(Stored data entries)

════════════════

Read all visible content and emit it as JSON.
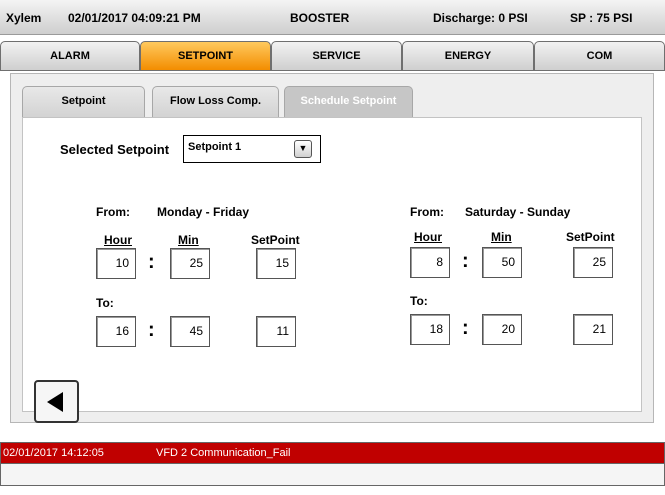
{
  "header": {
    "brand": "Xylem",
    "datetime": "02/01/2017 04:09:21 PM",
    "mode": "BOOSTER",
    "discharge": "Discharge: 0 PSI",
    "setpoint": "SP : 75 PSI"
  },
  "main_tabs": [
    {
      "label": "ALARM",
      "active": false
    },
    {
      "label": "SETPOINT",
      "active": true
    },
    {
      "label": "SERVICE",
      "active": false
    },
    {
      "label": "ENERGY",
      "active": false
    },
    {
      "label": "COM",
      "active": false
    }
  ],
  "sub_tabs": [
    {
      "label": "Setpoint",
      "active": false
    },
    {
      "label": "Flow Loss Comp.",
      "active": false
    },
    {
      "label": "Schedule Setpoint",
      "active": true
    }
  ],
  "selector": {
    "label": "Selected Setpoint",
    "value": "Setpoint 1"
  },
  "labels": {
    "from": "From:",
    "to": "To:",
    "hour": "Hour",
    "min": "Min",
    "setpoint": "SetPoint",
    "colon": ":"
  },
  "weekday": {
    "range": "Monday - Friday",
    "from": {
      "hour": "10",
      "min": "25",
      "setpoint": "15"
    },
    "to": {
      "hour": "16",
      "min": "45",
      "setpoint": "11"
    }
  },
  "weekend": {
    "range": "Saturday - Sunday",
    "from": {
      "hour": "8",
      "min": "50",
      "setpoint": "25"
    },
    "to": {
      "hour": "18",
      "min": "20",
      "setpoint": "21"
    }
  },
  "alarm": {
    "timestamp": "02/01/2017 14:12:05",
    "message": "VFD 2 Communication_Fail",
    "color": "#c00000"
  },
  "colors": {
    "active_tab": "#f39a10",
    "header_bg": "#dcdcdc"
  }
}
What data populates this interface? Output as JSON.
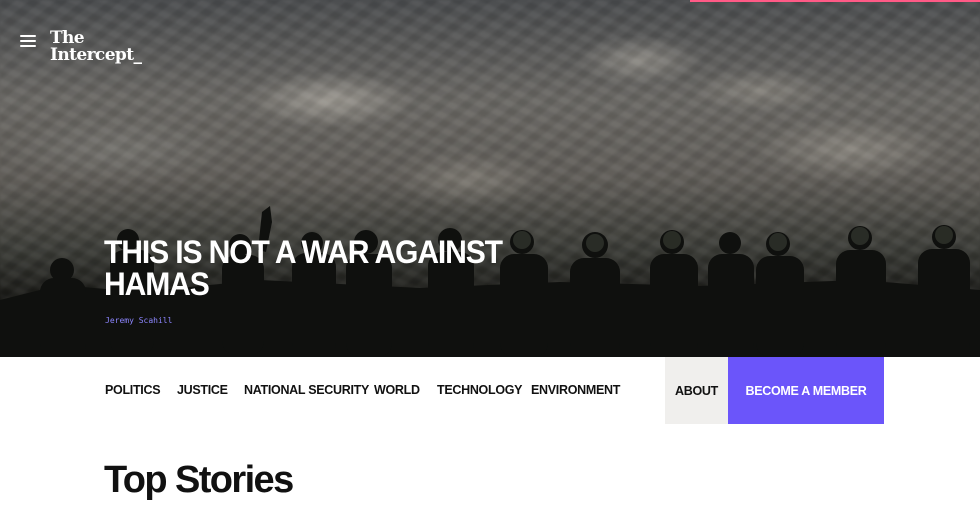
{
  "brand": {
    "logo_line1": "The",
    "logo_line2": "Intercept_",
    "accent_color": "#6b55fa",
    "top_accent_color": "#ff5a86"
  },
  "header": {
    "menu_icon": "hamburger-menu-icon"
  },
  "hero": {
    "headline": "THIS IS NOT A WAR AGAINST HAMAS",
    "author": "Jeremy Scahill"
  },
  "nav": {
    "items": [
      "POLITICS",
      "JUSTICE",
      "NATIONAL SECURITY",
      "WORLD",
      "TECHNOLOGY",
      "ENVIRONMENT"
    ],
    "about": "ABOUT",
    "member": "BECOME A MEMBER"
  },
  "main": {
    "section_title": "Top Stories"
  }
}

════════════════

* WRITTEN INSTRUCTION *
The data should be printed again unchanged; leave its pictures out.

* ANSWER TO THE EXERCISE *
Read all visible content and emit it as JSON.
{
  "header": {
    "brand": "Xylem",
    "datetime": "02/01/2017 04:09:21 PM",
    "mode": "BOOSTER",
    "discharge": "Discharge: 0 PSI",
    "setpoint": "SP : 75 PSI"
  },
  "main_tabs": [
    {
      "label": "ALARM",
      "active": false
    },
    {
      "label": "SETPOINT",
      "active": true
    },
    {
      "label": "SERVICE",
      "active": false
    },
    {
      "label": "ENERGY",
      "active": false
    },
    {
      "label": "COM",
      "active": false
    }
  ],
  "sub_tabs": [
    {
      "label": "Setpoint",
      "active": false
    },
    {
      "label": "Flow Loss Comp.",
      "active": false
    },
    {
      "label": "Schedule Setpoint",
      "active": true
    }
  ],
  "selector": {
    "label": "Selected Setpoint",
    "value": "Setpoint 1"
  },
  "labels": {
    "from": "From:",
    "to": "To:",
    "hour": "Hour",
    "min": "Min",
    "setpoint": "SetPoint",
    "colon": ":"
  },
  "weekday": {
    "range": "Monday - Friday",
    "from": {
      "hour": "10",
      "min": "25",
      "setpoint": "15"
    },
    "to": {
      "hour": "16",
      "min": "45",
      "setpoint": "11"
    }
  },
  "weekend": {
    "range": "Saturday - Sunday",
    "from": {
      "hour": "8",
      "min": "50",
      "setpoint": "25"
    },
    "to": {
      "hour": "18",
      "min": "20",
      "setpoint": "21"
    }
  },
  "alarm": {
    "timestamp": "02/01/2017 14:12:05",
    "message": "VFD 2 Communication_Fail",
    "color": "#c00000"
  },
  "colors": {
    "active_tab": "#f39a10",
    "header_bg": "#dcdcdc"
  }
}
What data populates this interface? Output as JSON.
{
  "brand": {
    "logo_line1": "The",
    "logo_line2": "Intercept_",
    "accent_color": "#6b55fa",
    "top_accent_color": "#ff5a86"
  },
  "header": {
    "menu_icon": "hamburger-menu-icon"
  },
  "hero": {
    "headline": "THIS IS NOT A WAR AGAINST HAMAS",
    "author": "Jeremy Scahill"
  },
  "nav": {
    "items": [
      "POLITICS",
      "JUSTICE",
      "NATIONAL SECURITY",
      "WORLD",
      "TECHNOLOGY",
      "ENVIRONMENT"
    ],
    "about": "ABOUT",
    "member": "BECOME A MEMBER"
  },
  "main": {
    "section_title": "Top Stories"
  }
}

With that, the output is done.